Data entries
=-=-=
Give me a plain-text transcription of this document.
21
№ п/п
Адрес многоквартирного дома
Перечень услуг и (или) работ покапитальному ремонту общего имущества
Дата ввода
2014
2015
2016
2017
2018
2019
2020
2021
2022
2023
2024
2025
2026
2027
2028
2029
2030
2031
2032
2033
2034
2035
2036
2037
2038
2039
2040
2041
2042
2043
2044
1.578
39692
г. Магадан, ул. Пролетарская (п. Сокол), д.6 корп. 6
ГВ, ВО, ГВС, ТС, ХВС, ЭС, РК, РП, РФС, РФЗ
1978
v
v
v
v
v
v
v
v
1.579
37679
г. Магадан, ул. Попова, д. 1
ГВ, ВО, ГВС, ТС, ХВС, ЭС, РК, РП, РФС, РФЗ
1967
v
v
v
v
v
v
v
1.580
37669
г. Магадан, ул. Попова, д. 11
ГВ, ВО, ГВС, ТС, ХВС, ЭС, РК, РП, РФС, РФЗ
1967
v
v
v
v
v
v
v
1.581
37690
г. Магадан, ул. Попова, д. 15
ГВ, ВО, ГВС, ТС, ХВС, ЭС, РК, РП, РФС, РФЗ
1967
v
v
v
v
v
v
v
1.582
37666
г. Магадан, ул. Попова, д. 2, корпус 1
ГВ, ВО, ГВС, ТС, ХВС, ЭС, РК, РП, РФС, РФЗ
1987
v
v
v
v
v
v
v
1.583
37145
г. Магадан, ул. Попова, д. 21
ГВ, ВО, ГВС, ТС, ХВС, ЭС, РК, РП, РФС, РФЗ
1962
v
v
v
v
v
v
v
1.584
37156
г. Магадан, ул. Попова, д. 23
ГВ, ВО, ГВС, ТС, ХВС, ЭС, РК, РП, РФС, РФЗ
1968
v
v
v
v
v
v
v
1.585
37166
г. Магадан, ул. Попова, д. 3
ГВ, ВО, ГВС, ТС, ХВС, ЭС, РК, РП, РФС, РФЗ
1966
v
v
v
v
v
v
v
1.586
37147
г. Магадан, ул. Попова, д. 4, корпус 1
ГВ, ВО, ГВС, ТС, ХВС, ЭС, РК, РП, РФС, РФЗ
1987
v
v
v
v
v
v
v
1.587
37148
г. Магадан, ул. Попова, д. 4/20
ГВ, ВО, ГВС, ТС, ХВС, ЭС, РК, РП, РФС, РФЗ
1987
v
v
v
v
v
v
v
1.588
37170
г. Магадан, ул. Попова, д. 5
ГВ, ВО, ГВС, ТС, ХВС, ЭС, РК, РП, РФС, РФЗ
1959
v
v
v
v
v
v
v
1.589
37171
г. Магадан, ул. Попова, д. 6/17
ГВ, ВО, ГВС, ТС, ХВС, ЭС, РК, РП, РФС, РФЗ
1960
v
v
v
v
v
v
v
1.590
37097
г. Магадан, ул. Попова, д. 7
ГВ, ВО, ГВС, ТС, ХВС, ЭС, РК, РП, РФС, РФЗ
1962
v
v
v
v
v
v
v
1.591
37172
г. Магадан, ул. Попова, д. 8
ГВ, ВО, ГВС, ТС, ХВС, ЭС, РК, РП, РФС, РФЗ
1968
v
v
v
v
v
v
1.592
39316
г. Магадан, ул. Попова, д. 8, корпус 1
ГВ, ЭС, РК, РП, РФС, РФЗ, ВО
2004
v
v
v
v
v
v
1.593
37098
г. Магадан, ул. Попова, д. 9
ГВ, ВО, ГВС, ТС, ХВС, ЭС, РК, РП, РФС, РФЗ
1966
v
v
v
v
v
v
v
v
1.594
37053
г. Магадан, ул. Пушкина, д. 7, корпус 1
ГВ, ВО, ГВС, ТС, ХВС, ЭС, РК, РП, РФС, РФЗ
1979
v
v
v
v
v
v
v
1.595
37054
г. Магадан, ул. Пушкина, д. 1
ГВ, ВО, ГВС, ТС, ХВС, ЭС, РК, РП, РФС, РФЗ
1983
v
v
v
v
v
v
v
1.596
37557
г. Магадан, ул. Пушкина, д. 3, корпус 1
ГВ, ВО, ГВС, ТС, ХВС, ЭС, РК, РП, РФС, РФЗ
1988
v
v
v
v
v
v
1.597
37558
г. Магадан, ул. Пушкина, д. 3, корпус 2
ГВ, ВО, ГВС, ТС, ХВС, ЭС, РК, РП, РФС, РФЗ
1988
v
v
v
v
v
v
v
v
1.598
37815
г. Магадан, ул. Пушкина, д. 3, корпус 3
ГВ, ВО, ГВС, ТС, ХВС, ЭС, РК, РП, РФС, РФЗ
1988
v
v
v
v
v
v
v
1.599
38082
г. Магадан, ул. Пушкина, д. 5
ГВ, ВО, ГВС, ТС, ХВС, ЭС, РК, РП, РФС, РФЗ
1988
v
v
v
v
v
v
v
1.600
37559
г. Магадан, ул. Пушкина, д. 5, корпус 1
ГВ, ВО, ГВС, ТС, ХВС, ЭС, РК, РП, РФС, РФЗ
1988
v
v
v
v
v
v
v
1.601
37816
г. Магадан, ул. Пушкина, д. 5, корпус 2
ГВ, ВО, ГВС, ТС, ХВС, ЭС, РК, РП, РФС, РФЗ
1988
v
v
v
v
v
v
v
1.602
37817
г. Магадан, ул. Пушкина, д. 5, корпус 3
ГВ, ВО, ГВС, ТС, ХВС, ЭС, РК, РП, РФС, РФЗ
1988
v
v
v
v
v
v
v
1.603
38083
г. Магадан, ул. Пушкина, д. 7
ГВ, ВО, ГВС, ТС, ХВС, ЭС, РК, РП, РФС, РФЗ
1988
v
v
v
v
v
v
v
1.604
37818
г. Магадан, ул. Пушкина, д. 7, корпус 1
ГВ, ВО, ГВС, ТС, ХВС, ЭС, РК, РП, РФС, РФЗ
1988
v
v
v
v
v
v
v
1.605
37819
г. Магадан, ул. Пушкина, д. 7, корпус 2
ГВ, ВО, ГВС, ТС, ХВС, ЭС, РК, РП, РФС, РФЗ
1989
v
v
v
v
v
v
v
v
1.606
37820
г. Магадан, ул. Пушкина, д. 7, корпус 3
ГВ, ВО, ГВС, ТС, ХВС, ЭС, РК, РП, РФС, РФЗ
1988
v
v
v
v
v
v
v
=-=-=
*Your instructions*: Each record must be repeated exactly as it is.

*Output of the task*:
Give me a plain-text transcription of this document.
21
№ п/п
Адрес многоквартирного дома
Перечень услуг и (или) работ покапитальному ремонту общего имущества
Дата ввода
2014
2015
2016
2017
2018
2019
2020
2021
2022
2023
2024
2025
2026
2027
2028
2029
2030
2031
2032
2033
2034
2035
2036
2037
2038
2039
2040
2041
2042
2043
2044
1.578
39692
г. Магадан, ул. Пролетарская (п. Сокол), д.6 корп. 6
ГВ, ВО, ГВС, ТС, ХВС, ЭС, РК, РП, РФС, РФЗ
1978
v
v
v
v
v
v
v
v
1.579
37679
г. Магадан, ул. Попова, д. 1
ГВ, ВО, ГВС, ТС, ХВС, ЭС, РК, РП, РФС, РФЗ
1967
v
v
v
v
v
v
v
1.580
37669
г. Магадан, ул. Попова, д. 11
ГВ, ВО, ГВС, ТС, ХВС, ЭС, РК, РП, РФС, РФЗ
1967
v
v
v
v
v
v
v
1.581
37690
г. Магадан, ул. Попова, д. 15
ГВ, ВО, ГВС, ТС, ХВС, ЭС, РК, РП, РФС, РФЗ
1967
v
v
v
v
v
v
v
1.582
37666
г. Магадан, ул. Попова, д. 2, корпус 1
ГВ, ВО, ГВС, ТС, ХВС, ЭС, РК, РП, РФС, РФЗ
1987
v
v
v
v
v
v
v
1.583
37145
г. Магадан, ул. Попова, д. 21
ГВ, ВО, ГВС, ТС, ХВС, ЭС, РК, РП, РФС, РФЗ
1962
v
v
v
v
v
v
v
1.584
37156
г. Магадан, ул. Попова, д. 23
ГВ, ВО, ГВС, ТС, ХВС, ЭС, РК, РП, РФС, РФЗ
1968
v
v
v
v
v
v
v
1.585
37166
г. Магадан, ул. Попова, д. 3
ГВ, ВО, ГВС, ТС, ХВС, ЭС, РК, РП, РФС, РФЗ
1966
v
v
v
v
v
v
v
1.586
37147
г. Магадан, ул. Попова, д. 4, корпус 1
ГВ, ВО, ГВС, ТС, ХВС, ЭС, РК, РП, РФС, РФЗ
1987
v
v
v
v
v
v
v
1.587
37148
г. Магадан, ул. Попова, д. 4/20
ГВ, ВО, ГВС, ТС, ХВС, ЭС, РК, РП, РФС, РФЗ
1987
v
v
v
v
v
v
v
1.588
37170
г. Магадан, ул. Попова, д. 5
ГВ, ВО, ГВС, ТС, ХВС, ЭС, РК, РП, РФС, РФЗ
1959
v
v
v
v
v
v
v
1.589
37171
г. Магадан, ул. Попова, д. 6/17
ГВ, ВО, ГВС, ТС, ХВС, ЭС, РК, РП, РФС, РФЗ
1960
v
v
v
v
v
v
v
1.590
37097
г. Магадан, ул. Попова, д. 7
ГВ, ВО, ГВС, ТС, ХВС, ЭС, РК, РП, РФС, РФЗ
1962
v
v
v
v
v
v
v
1.591
37172
г. Магадан, ул. Попова, д. 8
ГВ, ВО, ГВС, ТС, ХВС, ЭС, РК, РП, РФС, РФЗ
1968
v
v
v
v
v
v
1.592
39316
г. Магадан, ул. Попова, д. 8, корпус 1
ГВ, ЭС, РК, РП, РФС, РФЗ, ВО
2004
v
v
v
v
v
v
1.593
37098
г. Магадан, ул. Попова, д. 9
ГВ, ВО, ГВС, ТС, ХВС, ЭС, РК, РП, РФС, РФЗ
1966
v
v
v
v
v
v
v
v
1.594
37053
г. Магадан, ул. Пушкина, д. 7, корпус 1
ГВ, ВО, ГВС, ТС, ХВС, ЭС, РК, РП, РФС, РФЗ
1979
v
v
v
v
v
v
v
1.595
37054
г. Магадан, ул. Пушкина, д. 1
ГВ, ВО, ГВС, ТС, ХВС, ЭС, РК, РП, РФС, РФЗ
1983
v
v
v
v
v
v
v
1.596
37557
г. Магадан, ул. Пушкина, д. 3, корпус 1
ГВ, ВО, ГВС, ТС, ХВС, ЭС, РК, РП, РФС, РФЗ
1988
v
v
v
v
v
v
1.597
37558
г. Магадан, ул. Пушкина, д. 3, корпус 2
ГВ, ВО, ГВС, ТС, ХВС, ЭС, РК, РП, РФС, РФЗ
1988
v
v
v
v
v
v
v
v
1.598
37815
г. Магадан, ул. Пушкина, д. 3, корпус 3
ГВ, ВО, ГВС, ТС, ХВС, ЭС, РК, РП, РФС, РФЗ
1988
v
v
v
v
v
v
v
1.599
38082
г. Магадан, ул. Пушкина, д. 5
ГВ, ВО, ГВС, ТС, ХВС, ЭС, РК, РП, РФС, РФЗ
1988
v
v
v
v
v
v
v
1.600
37559
г. Магадан, ул. Пушкина, д. 5, корпус 1
ГВ, ВО, ГВС, ТС, ХВС, ЭС, РК, РП, РФС, РФЗ
1988
v
v
v
v
v
v
v
1.601
37816
г. Магадан, ул. Пушкина, д. 5, корпус 2
ГВ, ВО, ГВС, ТС, ХВС, ЭС, РК, РП, РФС, РФЗ
1988
v
v
v
v
v
v
v
1.602
37817
г. Магадан, ул. Пушкина, д. 5, корпус 3
ГВ, ВО, ГВС, ТС, ХВС, ЭС, РК, РП, РФС, РФЗ
1988
v
v
v
v
v
v
v
1.603
38083
г. Магадан, ул. Пушкина, д. 7
ГВ, ВО, ГВС, ТС, ХВС, ЭС, РК, РП, РФС, РФЗ
1988
v
v
v
v
v
v
v
1.604
37818
г. Магадан, ул. Пушкина, д. 7, корпус 1
ГВ, ВО, ГВС, ТС, ХВС, ЭС, РК, РП, РФС, РФЗ
1988
v
v
v
v
v
v
v
1.605
37819
г. Магадан, ул. Пушкина, д. 7, корпус 2
ГВ, ВО, ГВС, ТС, ХВС, ЭС, РК, РП, РФС, РФЗ
1989
v
v
v
v
v
v
v
v
1.606
37820
г. Магадан, ул. Пушкина, д. 7, корпус 3
ГВ, ВО, ГВС, ТС, ХВС, ЭС, РК, РП, РФС, РФЗ
1988
v
v
v
v
v
v
v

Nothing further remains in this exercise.